Chapter 3, Webcams and Videos

This chapter will introduce two main new concepts, one from Python and one from OpenCV. The Python concepts is indefinite looping (also called while loops). Unlike a for loop, which repeats a fixed number of times, while loops repeat until some condition changes. They can repeat any number of times, including zero times! The OpenCV concept is working with video. You might think of video as a completely different medium from regular still images, but to OpenCV, a video is just a series of images, and we can process them one by one.

This chapter will just touch on while loops, as there are readings elsewhere that will also cover them.

1 Indefinite looping

The for loop you learned earlier is an example of definite looping, because the number of iterations is defined by the size of the data it loops over (or built in to the result of the range function). We can shorten a for loop by breaking out of it early, but it is difficult (though at times not impossible) to make a for loop iterate more times than it might initially have seemed.

There are circumstances when we don’t know exactly how many times we need to repeat: getting data in a stream, reading inputs interactively from a user, repeating a calculation until its value hits some threshold. For those, we need an indefinite loop: one where the loop continues until some condition either is reached, or ceases to apply. For example, in getting inputs from a user, we want to loop until the user decides they are done adding values. The while loop is Python’s form for indefinite looping.
========================
Tasks for this exercise ▸
(a) From the webcams and videos chapter above, pull out the passage starting with "There are circumstances" and going on through "for indefinite looping.", word for word.
(b) Please extend the webcams and videos chapter above, picking up right after its final sentence.
========================
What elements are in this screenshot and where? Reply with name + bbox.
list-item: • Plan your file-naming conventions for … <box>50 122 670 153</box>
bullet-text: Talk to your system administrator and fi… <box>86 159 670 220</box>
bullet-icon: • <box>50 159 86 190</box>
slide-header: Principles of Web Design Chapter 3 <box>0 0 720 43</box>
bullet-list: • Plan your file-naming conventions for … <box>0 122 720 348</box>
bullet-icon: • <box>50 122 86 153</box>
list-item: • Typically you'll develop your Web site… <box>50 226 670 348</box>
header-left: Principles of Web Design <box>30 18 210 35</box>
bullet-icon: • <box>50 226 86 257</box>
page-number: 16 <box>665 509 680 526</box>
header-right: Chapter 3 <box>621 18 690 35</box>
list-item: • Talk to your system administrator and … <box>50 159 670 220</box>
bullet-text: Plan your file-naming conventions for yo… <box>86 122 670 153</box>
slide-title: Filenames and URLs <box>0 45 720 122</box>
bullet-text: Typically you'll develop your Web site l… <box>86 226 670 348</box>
========================
Per-task answers ▸
(a)
There are circumstances when we don’t know exactly how many times we need to repeat: getting data in a stream, reading inputs interactively from a user, repeating a calculation until its value hits some threshold. For those, we need an indefinite loop: one where the loop continues until some condition either is reached, or ceases to apply. For example, in getting inputs from a user, we want to loop until the user decides they are done adding values. The while loop is Python’s form for indefinite looping.

(b)
1.1 What is a while loop, and why do we need another kind of loop?

A while loop has a simpler structure than a for loop (in fact, you can duplicate the behavior of a for loop with a while loop, using accumulator variables. After the keyword while, we put a boolean expression. So long as that boolean expression evaluates to True (or any non-False value), the loop will continue.

while <boolean expression>:
    <indented statements>

Before each pass through the loop, the while statement evaluates the boolean expression over again. If the result is not True then the code stops looping and jumps to the next statement after the indented lines of the loop body. If the result is True, then the body of the loop is executed, and we repeat the process.

Note: If we want a while loop to be able to end, then the boolean expression must include a variable whose value changes (or at least has the possibility of changing) during the

What is the difference between an if statement and a while statement?

An if statement doesn’t repeat, it chooses among possible multiple code blocks, and performs one code block at most one time. A while loop repeats: it has one code block, and it repeats (1) evaluating the test expression, and (2) performing its code block, until the test expressions evaluates to False.

1.2 The break and continue statements

There are two statements, break and continue that can alter the behavior of a loop. These apply to both for loops and while loops; we just haven’t introduced them before this point.

Key points:

• Both statements must occur inside a for or while loop (directly inside, in the same script or function)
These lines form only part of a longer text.